[A block of data]
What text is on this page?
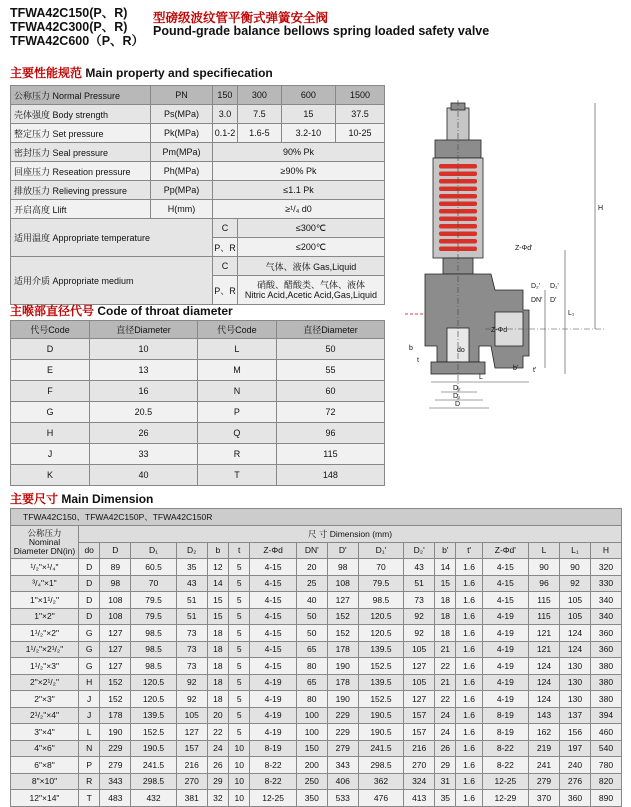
TFWA42C150(P、R)
TFWA42C300(P、R)
TFWA42C600（P、R）
型磅级波纹管平衡式弹簧安全阀
Pound-grade balance bellows spring loaded safety valve
主要性能规范 Main property and specifiecation
公称压力 Normal Pressure	PN	150	300	600	1500
壳体强度 Body strength	Ps(MPa)	3.0	7.5	15	37.5
整定压力 Set pressure	Pk(MPa)	0.1-2	1.6-5	3.2-10	10-25
密封压力 Seal pressure	Pm(MPa)	90% Pk			
回座压力 Reseation pressure	Ph(MPa)	≥90% Pk			
排放压力 Relieving pressure	Pp(MPa)	≤1.1 Pk			
开启高度 Llift	H(mm)	≥¹/₄ d0			
适用温度 Appropriate temperature		C	≤300℃		
		P、R	≤200℃		
适用介质 Appropriate medium		C	气体、液体 Gas,Liquid		
		P、R	硝酸、醋酸类、气体、液体
Nitric Acid,Acetic Acid,Gas,Liquid		
主喉部直径代号 Code of throat diameter
代号Code	直径Diameter	代号Code	直径Diameter
D	10	L	50
E	13	M	55
F	16	N	60
G	20.5	P	72
H	26	Q	96
J	33	R	115
K	40	T	148
主要尺寸 Main Dimension
TFWA42C150、TFWA42C150P、TFWA42C150R																	
公称压力 Nominal Diameter DN(in)	尺 寸 Dimension (mm)																
	do	D	D₁	D₂	b	t	Z-Φd	DN'	D'	D₁'	D₂'	b'	t'	Z-Φd'	L	L₁	H
¹/₂"×¹/₄"	D	89	60.5	35	12	5	4-15	20	98	70	43	14	1.6	4-15	90	90	320
³/₄"×1"	D	98	70	43	14	5	4-15	25	108	79.5	51	15	1.6	4-15	96	92	330
1"×1¹/₂"	D	108	79.5	51	15	5	4-15	40	127	98.5	73	18	1.6	4-15	115	105	340
1"×2"	D	108	79.5	51	15	5	4-15	50	152	120.5	92	18	1.6	4-19	115	105	340
1¹/₂"×2"	G	127	98.5	73	18	5	4-15	50	152	120.5	92	18	1.6	4-19	121	124	360
1¹/₂"×2¹/₂"	G	127	98.5	73	18	5	4-15	65	178	139.5	105	21	1.6	4-19	121	124	360
1¹/₂"×3"	G	127	98.5	73	18	5	4-15	80	190	152.5	127	22	1.6	4-19	124	130	380
2"×2¹/₂"	H	152	120.5	92	18	5	4-19	65	178	139.5	105	21	1.6	4-19	124	130	380
2"×3"	J	152	120.5	92	18	5	4-19	80	190	152.5	127	22	1.6	4-19	124	130	380
2¹/₂"×4"	J	178	139.5	105	20	5	4-19	100	229	190.5	157	24	1.6	8-19	143	137	394
3"×4"	L	190	152.5	127	22	5	4-19	100	229	190.5	157	24	1.6	8-19	162	156	460
4"×6"	N	229	190.5	157	24	10	8-19	150	279	241.5	216	26	1.6	8-22	219	197	540
6"×8"	P	279	241.5	216	26	10	8-22	200	343	298.5	270	29	1.6	8-22	241	240	780
8"×10"	R	343	298.5	270	29	10	8-22	250	406	362	324	31	1.6	12-25	279	276	820
12"×14"	T	483	432	381	32	10	12-25	350	533	476	413	35	1.6	12-29	370	360	890
H
L₁
L
b
t
t'
Z-Φd
Z-Φd'
do
D₂
D₁
D
DN'
D₂' D₁'
D'
b'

§ **PROBLEM REQUIREMENTS**: Pictures are to be left out; repeat all the remaining data exactly.

§ **RESPONSE**:
What text is on this page?
TFWA42C150(P、R)
TFWA42C300(P、R)
TFWA42C600（P、R）
型磅级波纹管平衡式弹簧安全阀
Pound-grade balance bellows spring loaded safety valve
主要性能规范 Main property and specifiecation
公称压力 Normal Pressure	PN	150	300	600	1500
壳体强度 Body strength	Ps(MPa)	3.0	7.5	15	37.5
整定压力 Set pressure	Pk(MPa)	0.1-2	1.6-5	3.2-10	10-25
密封压力 Seal pressure	Pm(MPa)	90% Pk			
回座压力 Reseation pressure	Ph(MPa)	≥90% Pk			
排放压力 Relieving pressure	Pp(MPa)	≤1.1 Pk			
开启高度 Llift	H(mm)	≥¹/₄ d0			
适用温度 Appropriate temperature		C	≤300℃		
		P、R	≤200℃		
适用介质 Appropriate medium		C	气体、液体 Gas,Liquid		
		P、R	硝酸、醋酸类、气体、液体
Nitric Acid,Acetic Acid,Gas,Liquid		
主喉部直径代号 Code of throat diameter
代号Code	直径Diameter	代号Code	直径Diameter
D	10	L	50
E	13	M	55
F	16	N	60
G	20.5	P	72
H	26	Q	96
J	33	R	115
K	40	T	148
主要尺寸 Main Dimension
TFWA42C150、TFWA42C150P、TFWA42C150R																	
公称压力 Nominal Diameter DN(in)	尺 寸 Dimension (mm)																
	do	D	D₁	D₂	b	t	Z-Φd	DN'	D'	D₁'	D₂'	b'	t'	Z-Φd'	L	L₁	H
¹/₂"×¹/₄"	D	89	60.5	35	12	5	4-15	20	98	70	43	14	1.6	4-15	90	90	320
³/₄"×1"	D	98	70	43	14	5	4-15	25	108	79.5	51	15	1.6	4-15	96	92	330
1"×1¹/₂"	D	108	79.5	51	15	5	4-15	40	127	98.5	73	18	1.6	4-15	115	105	340
1"×2"	D	108	79.5	51	15	5	4-15	50	152	120.5	92	18	1.6	4-19	115	105	340
1¹/₂"×2"	G	127	98.5	73	18	5	4-15	50	152	120.5	92	18	1.6	4-19	121	124	360
1¹/₂"×2¹/₂"	G	127	98.5	73	18	5	4-15	65	178	139.5	105	21	1.6	4-19	121	124	360
1¹/₂"×3"	G	127	98.5	73	18	5	4-15	80	190	152.5	127	22	1.6	4-19	124	130	380
2"×2¹/₂"	H	152	120.5	92	18	5	4-19	65	178	139.5	105	21	1.6	4-19	124	130	380
2"×3"	J	152	120.5	92	18	5	4-19	80	190	152.5	127	22	1.6	4-19	124	130	380
2¹/₂"×4"	J	178	139.5	105	20	5	4-19	100	229	190.5	157	24	1.6	8-19	143	137	394
3"×4"	L	190	152.5	127	22	5	4-19	100	229	190.5	157	24	1.6	8-19	162	156	460
4"×6"	N	229	190.5	157	24	10	8-19	150	279	241.5	216	26	1.6	8-22	219	197	540
6"×8"	P	279	241.5	216	26	10	8-22	200	343	298.5	270	29	1.6	8-22	241	240	780
8"×10"	R	343	298.5	270	29	10	8-22	250	406	362	324	31	1.6	12-25	279	276	820
12"×14"	T	483	432	381	32	10	12-25	350	533	476	413	35	1.6	12-29	370	360	890
H
L₁
L
b
t
t'
Z-Φd
Z-Φd'
do
D₂
D₁
D
DN'
D₂' D₁'
D'
b'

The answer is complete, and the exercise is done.